— START OF EXTRACTED MATERIAL —

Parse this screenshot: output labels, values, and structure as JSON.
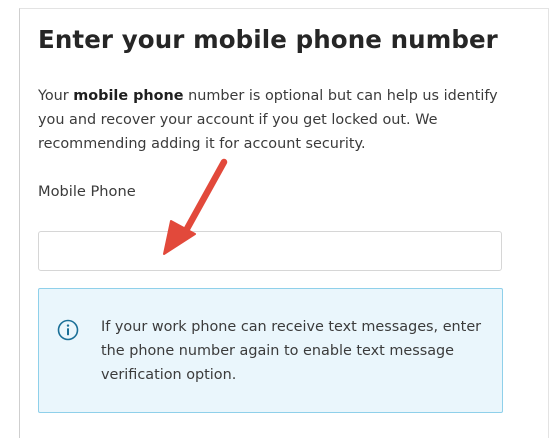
{
  "page": {
    "title": "Enter your mobile phone number",
    "description": {
      "prefix": "Your ",
      "emphasis": "mobile phone",
      "suffix": " number is optional but can help us identify you and recover your account if you get locked out. We recommending adding it for account security."
    },
    "mobile_phone": {
      "label": "Mobile Phone",
      "value": "",
      "placeholder": ""
    },
    "info_box": {
      "icon": "info-circle-icon",
      "text": "If your work phone can receive text messages, enter the phone number again to enable text message verification option."
    },
    "annotation": {
      "icon": "red-arrow-icon"
    }
  },
  "colors": {
    "title_text": "#262626",
    "body_text": "#3b3b3b",
    "info_background": "#eaf6fc",
    "info_border": "#8fd0ea",
    "info_icon": "#1a6f97",
    "arrow": "#e2493b"
  }
}
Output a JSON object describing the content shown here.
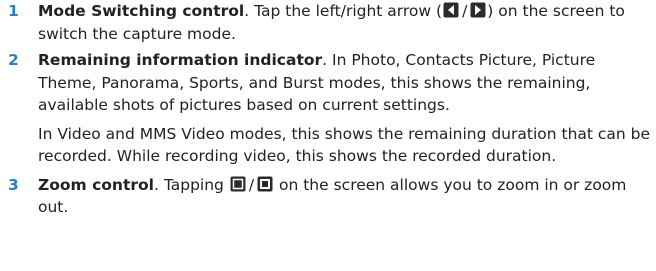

— END OF EXTRACTED MATERIAL —

_WRITTEN INSTRUCTION_:
Will you restate every entry word for word and omit the images?

_OUTPUT_:
Parse this screenshot: output labels, values, and structure as JSON.
{
  "page": {
    "title": "Enter your mobile phone number",
    "description": {
      "prefix": "Your ",
      "emphasis": "mobile phone",
      "suffix": " number is optional but can help us identify you and recover your account if you get locked out. We recommending adding it for account security."
    },
    "mobile_phone": {
      "label": "Mobile Phone",
      "value": "",
      "placeholder": ""
    },
    "info_box": {
      "icon": "info-circle-icon",
      "text": "If your work phone can receive text messages, enter the phone number again to enable text message verification option."
    },
    "annotation": {
      "icon": "red-arrow-icon"
    }
  },
  "colors": {
    "title_text": "#262626",
    "body_text": "#3b3b3b",
    "info_background": "#eaf6fc",
    "info_border": "#8fd0ea",
    "info_icon": "#1a6f97",
    "arrow": "#e2493b"
  }
}
Output a JSON object describing the content shown here.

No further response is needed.